[Saved data entries]
========================================================================
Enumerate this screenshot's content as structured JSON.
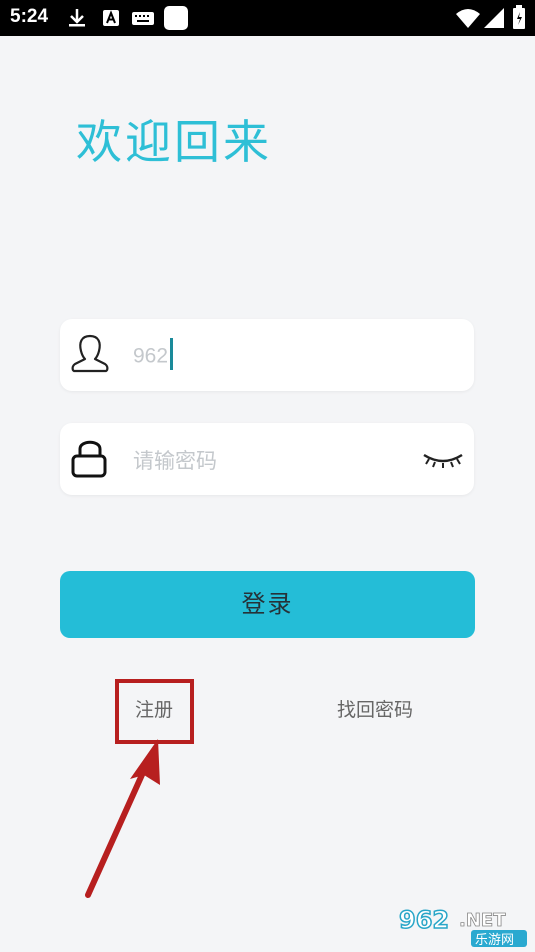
{
  "status_bar": {
    "time": "5:24",
    "icons": [
      "download-icon",
      "a-icon",
      "keyboard-icon",
      "square-icon",
      "wifi-icon",
      "signal-icon",
      "battery-icon"
    ]
  },
  "header": {
    "welcome_text": "欢迎回来"
  },
  "username_field": {
    "value": "962",
    "icon": "user-icon"
  },
  "password_field": {
    "placeholder": "请输密码",
    "icon": "lock-icon",
    "toggle_icon": "eye-closed-icon"
  },
  "login_button": {
    "label": "登录"
  },
  "links": {
    "register": "注册",
    "forgot_password": "找回密码"
  },
  "annotation": {
    "color": "#b71f1f"
  },
  "watermark": {
    "top": "962",
    "net": ".NET",
    "bottom": "乐游网"
  },
  "colors": {
    "accent": "#24bdd7",
    "title": "#2ebfd6",
    "background": "#f4f5f7"
  }
}
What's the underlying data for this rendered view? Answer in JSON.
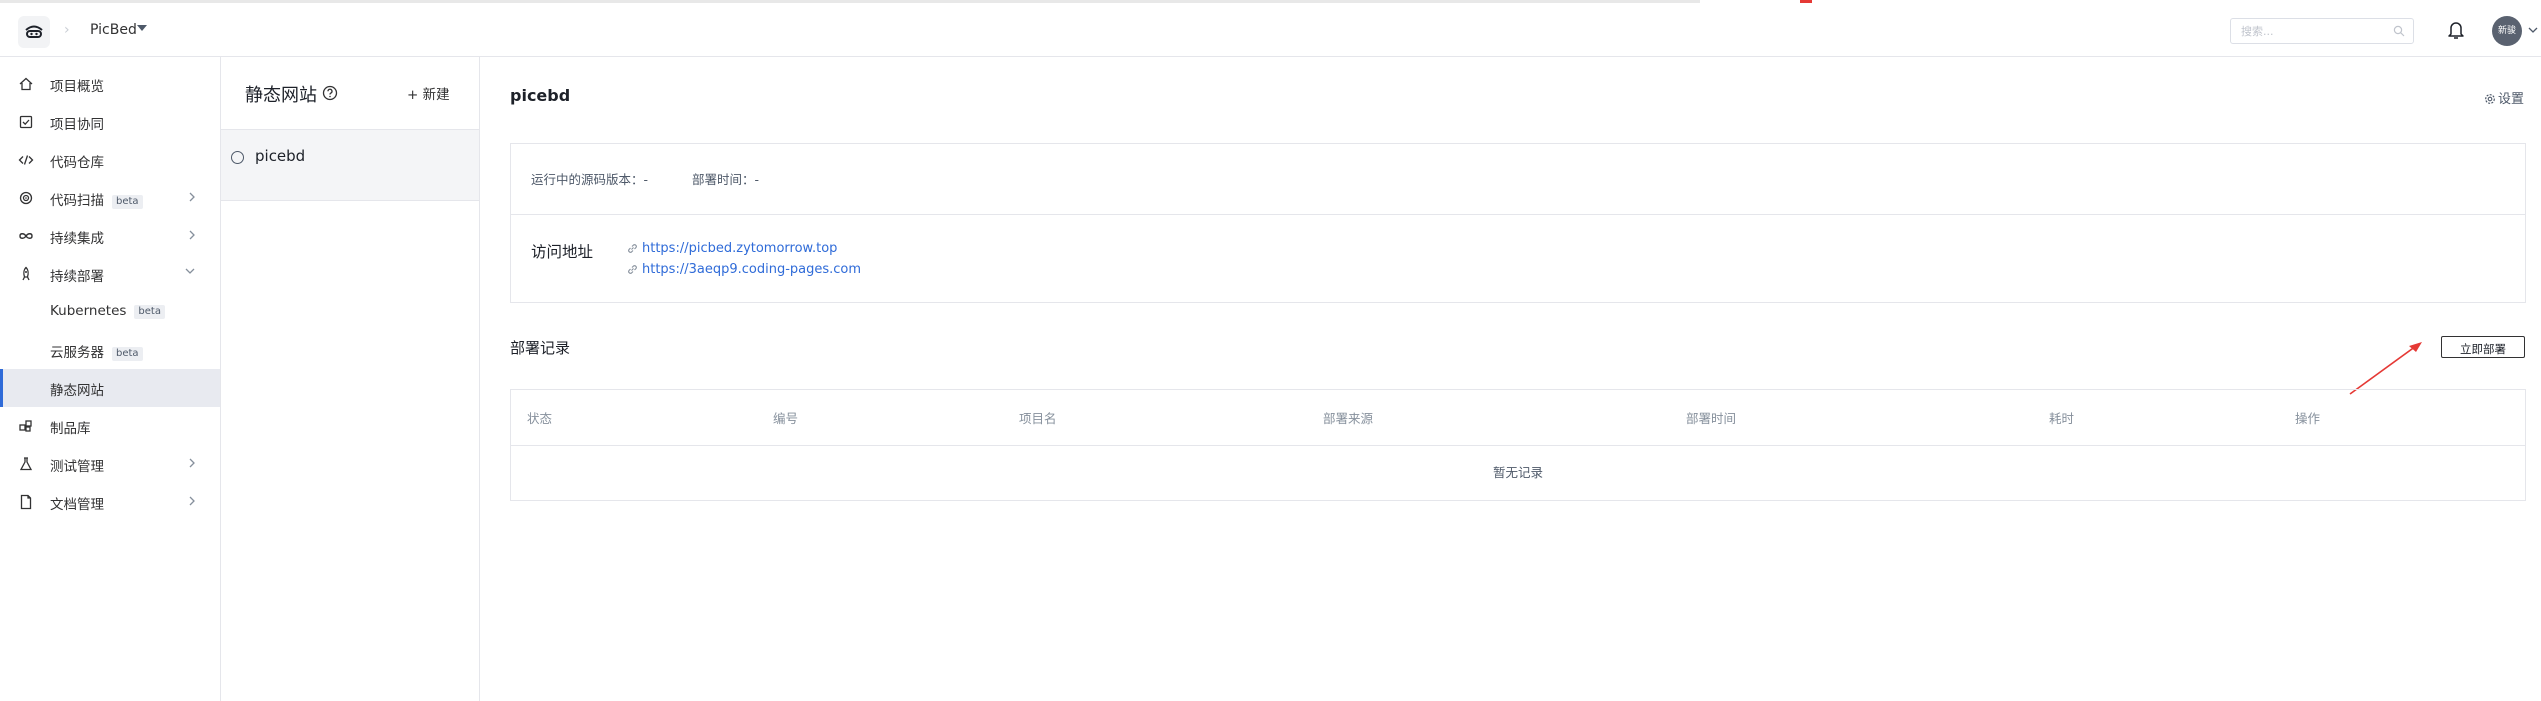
{
  "header": {
    "project_name": "PicBed",
    "search_placeholder": "搜索...",
    "avatar_text": "新骏"
  },
  "sidebar": {
    "items": [
      {
        "label": "项目概览",
        "icon": "home-icon"
      },
      {
        "label": "项目协同",
        "icon": "checkbox-icon"
      },
      {
        "label": "代码仓库",
        "icon": "code-icon"
      },
      {
        "label": "代码扫描",
        "icon": "scan-icon",
        "badge": "beta"
      },
      {
        "label": "持续集成",
        "icon": "infinity-icon"
      },
      {
        "label": "持续部署",
        "icon": "rocket-icon"
      },
      {
        "label": "Kubernetes",
        "badge": "beta"
      },
      {
        "label": "云服务器",
        "badge": "beta"
      },
      {
        "label": "静态网站"
      },
      {
        "label": "制品库",
        "icon": "artifact-icon"
      },
      {
        "label": "测试管理",
        "icon": "flask-icon"
      },
      {
        "label": "文档管理",
        "icon": "document-icon"
      }
    ]
  },
  "sites": {
    "title": "静态网站",
    "new_label": "+ 新建",
    "items": [
      {
        "name": "picebd"
      }
    ]
  },
  "main": {
    "title": "picebd",
    "settings_label": "设置",
    "source_version": "运行中的源码版本：-",
    "deploy_time": "部署时间：-",
    "access_label": "访问地址",
    "links": [
      "https://picbed.zytomorrow.top",
      "https://3aeqp9.coding-pages.com"
    ],
    "records_title": "部署记录",
    "deploy_button": "立即部署",
    "table": {
      "columns": [
        "状态",
        "编号",
        "项目名",
        "部署来源",
        "部署时间",
        "耗时",
        "操作"
      ],
      "empty_text": "暂无记录"
    }
  },
  "colors": {
    "accent": "#2f6bd8",
    "arrow": "#e53935",
    "active_bg": "#e8eaf0"
  }
}
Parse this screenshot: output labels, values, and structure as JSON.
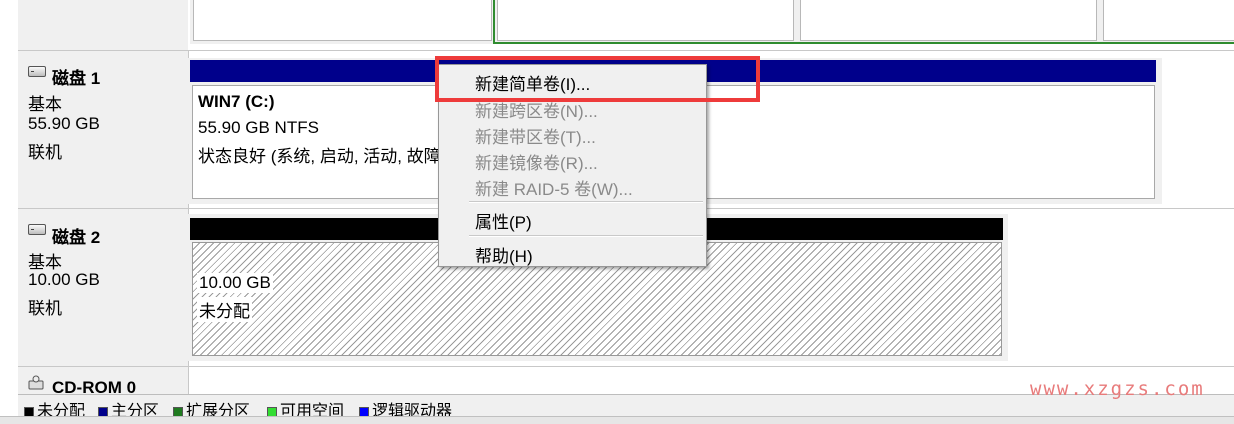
========================================================================
GOAL: Which lines contain "this"? Copy each of them out.

RESPONSE TO THE TASK:
Enumerate this screenshot's content as structured JSON.
What's the underlying data for this rendered view? Answer in JSON.
Parse this screenshot: output labels, values, and structure as JSON.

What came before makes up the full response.